── GIVEN RECORDS
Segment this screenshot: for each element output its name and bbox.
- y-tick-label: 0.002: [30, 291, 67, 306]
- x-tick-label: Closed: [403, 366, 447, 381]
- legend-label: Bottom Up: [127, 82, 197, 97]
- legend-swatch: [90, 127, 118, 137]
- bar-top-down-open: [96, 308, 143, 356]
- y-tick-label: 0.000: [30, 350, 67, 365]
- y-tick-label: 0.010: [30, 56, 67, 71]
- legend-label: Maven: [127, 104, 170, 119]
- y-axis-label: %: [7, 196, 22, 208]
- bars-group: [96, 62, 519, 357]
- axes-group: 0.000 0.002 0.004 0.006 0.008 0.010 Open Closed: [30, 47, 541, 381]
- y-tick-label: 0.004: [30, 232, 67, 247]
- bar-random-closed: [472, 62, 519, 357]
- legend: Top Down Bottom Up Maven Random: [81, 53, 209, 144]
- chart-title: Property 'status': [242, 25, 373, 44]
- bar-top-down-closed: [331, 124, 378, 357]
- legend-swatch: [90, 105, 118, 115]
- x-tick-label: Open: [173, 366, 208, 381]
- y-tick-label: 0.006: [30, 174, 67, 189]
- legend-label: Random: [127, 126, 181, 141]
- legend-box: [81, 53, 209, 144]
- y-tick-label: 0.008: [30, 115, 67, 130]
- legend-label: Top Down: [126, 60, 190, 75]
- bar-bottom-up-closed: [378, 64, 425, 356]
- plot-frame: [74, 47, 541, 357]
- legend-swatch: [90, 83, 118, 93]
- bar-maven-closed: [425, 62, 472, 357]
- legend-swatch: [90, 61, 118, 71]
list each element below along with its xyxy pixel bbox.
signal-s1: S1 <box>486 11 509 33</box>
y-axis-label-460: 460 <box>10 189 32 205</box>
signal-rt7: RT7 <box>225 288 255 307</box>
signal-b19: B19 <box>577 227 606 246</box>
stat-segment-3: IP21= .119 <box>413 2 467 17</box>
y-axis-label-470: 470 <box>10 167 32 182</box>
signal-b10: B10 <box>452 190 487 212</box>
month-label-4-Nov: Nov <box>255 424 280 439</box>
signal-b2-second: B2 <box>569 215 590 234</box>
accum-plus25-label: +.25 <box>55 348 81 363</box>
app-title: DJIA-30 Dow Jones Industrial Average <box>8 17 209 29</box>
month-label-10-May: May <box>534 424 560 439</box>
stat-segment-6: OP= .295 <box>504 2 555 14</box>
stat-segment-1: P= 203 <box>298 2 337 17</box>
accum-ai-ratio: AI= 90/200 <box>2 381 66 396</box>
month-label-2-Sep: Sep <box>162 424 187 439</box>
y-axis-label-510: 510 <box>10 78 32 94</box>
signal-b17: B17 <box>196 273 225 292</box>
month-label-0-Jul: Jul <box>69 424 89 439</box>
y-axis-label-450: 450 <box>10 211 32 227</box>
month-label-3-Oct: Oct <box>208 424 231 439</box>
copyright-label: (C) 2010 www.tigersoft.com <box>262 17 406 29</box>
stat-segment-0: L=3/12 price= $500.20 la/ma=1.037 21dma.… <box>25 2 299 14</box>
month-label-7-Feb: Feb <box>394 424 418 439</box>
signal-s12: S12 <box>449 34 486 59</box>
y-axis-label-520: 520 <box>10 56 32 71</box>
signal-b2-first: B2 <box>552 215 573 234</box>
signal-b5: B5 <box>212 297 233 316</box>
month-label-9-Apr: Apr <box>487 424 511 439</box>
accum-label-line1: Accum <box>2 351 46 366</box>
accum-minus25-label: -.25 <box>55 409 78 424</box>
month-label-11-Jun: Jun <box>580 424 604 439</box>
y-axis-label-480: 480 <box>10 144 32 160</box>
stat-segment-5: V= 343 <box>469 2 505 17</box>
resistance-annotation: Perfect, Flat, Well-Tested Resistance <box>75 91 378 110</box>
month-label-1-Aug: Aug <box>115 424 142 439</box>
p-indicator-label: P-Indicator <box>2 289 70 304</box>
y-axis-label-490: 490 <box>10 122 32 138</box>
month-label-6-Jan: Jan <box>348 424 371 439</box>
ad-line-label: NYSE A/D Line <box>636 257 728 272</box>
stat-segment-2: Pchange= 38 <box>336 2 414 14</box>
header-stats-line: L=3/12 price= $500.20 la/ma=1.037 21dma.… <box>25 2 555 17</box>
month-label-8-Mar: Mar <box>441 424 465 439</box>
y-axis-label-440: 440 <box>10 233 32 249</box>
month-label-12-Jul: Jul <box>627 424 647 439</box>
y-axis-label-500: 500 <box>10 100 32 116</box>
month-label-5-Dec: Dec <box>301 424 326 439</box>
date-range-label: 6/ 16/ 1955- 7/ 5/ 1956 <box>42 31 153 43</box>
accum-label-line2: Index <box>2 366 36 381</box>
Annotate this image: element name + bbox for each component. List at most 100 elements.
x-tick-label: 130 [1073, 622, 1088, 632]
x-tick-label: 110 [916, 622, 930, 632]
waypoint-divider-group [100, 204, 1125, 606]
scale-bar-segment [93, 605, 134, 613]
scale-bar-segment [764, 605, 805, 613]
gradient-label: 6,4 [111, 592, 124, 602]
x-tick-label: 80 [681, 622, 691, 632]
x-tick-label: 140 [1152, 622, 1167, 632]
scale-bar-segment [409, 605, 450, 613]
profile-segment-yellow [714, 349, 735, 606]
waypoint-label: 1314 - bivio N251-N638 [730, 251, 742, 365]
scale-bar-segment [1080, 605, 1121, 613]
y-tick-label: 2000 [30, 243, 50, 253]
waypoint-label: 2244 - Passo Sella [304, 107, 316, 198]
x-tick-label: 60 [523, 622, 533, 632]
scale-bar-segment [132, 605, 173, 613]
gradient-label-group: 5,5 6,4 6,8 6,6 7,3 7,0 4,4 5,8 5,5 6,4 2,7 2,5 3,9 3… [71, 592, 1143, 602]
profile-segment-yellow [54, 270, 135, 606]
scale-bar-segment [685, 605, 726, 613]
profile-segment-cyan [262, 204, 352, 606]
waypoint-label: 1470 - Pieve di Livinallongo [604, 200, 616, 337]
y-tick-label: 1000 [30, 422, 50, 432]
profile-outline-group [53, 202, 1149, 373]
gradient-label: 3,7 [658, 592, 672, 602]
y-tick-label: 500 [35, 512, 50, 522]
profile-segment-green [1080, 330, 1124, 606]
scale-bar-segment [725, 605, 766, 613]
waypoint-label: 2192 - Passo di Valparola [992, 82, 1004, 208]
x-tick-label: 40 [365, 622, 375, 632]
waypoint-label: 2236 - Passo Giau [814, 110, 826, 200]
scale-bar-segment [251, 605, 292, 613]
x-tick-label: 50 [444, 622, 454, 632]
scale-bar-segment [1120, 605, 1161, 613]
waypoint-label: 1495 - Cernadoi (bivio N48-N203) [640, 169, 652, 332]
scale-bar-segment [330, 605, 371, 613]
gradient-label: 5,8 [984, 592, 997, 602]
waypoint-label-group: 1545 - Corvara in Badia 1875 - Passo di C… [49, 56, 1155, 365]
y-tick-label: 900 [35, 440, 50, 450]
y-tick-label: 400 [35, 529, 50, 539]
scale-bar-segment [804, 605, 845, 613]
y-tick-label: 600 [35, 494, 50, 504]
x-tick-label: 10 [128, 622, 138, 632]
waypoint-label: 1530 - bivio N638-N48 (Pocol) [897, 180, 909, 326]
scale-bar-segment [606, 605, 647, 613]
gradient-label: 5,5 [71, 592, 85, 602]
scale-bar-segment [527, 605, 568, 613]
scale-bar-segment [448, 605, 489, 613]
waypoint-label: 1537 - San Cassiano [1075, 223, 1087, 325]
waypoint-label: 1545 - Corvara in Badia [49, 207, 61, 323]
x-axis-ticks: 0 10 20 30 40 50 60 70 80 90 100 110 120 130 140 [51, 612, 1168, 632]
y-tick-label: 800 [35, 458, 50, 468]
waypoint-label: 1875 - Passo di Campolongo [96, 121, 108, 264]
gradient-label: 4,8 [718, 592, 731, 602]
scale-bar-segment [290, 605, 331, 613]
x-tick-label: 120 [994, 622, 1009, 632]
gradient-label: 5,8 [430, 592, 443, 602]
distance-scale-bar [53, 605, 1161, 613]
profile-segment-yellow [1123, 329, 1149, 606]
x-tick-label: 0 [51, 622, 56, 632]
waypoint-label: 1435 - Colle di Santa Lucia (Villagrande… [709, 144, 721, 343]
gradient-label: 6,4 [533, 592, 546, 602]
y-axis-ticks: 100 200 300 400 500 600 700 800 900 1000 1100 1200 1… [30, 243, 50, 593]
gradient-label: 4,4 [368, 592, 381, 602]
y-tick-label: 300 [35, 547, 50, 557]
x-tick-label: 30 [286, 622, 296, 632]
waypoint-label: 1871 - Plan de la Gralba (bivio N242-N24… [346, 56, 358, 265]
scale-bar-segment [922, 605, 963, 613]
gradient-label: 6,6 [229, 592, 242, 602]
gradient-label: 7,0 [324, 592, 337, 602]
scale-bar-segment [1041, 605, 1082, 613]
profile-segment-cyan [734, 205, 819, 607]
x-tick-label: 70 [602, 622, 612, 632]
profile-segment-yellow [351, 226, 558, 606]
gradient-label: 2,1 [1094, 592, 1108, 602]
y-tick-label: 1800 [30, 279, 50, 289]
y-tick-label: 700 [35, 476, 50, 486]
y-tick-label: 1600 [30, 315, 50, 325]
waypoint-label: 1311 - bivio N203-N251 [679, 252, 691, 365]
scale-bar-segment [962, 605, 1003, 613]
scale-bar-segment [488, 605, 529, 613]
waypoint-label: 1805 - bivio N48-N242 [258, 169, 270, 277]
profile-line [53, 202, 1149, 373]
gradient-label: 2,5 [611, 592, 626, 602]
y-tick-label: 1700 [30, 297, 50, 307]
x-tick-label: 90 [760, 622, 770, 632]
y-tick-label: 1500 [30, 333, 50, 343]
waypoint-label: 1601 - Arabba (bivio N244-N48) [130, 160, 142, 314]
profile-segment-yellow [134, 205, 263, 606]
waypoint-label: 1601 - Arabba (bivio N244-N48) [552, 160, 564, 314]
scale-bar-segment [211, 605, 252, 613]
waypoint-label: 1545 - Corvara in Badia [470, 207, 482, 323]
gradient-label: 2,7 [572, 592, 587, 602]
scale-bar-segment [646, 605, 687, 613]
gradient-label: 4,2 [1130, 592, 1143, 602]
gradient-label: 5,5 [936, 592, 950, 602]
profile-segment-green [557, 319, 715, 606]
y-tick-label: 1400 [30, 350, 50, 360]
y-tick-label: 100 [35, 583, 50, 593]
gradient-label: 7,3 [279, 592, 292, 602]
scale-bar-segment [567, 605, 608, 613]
────
* **WHAT YOU WILL DO**
Render the data as a Markdown table with the columns Row and Line. Begin at the first line of the data and stop after the line that contains "- legend-swatch: [90, 127, 118, 137]". Include both ends, number each row, and leave out blank lines.

* **WORKED ANSWER**
| Row | Line |
|---|---|
| 1 | Segment this screenshot: for each element output its name and bbox. |
| 2 | - y-tick-label: 0.002: [30, 291, 67, 306] |
| 3 | - x-tick-label: Closed: [403, 366, 447, 381] |
| 4 | - legend-label: Bottom Up: [127, 82, 197, 97] |
| 5 | - legend-swatch: [90, 127, 118, 137] |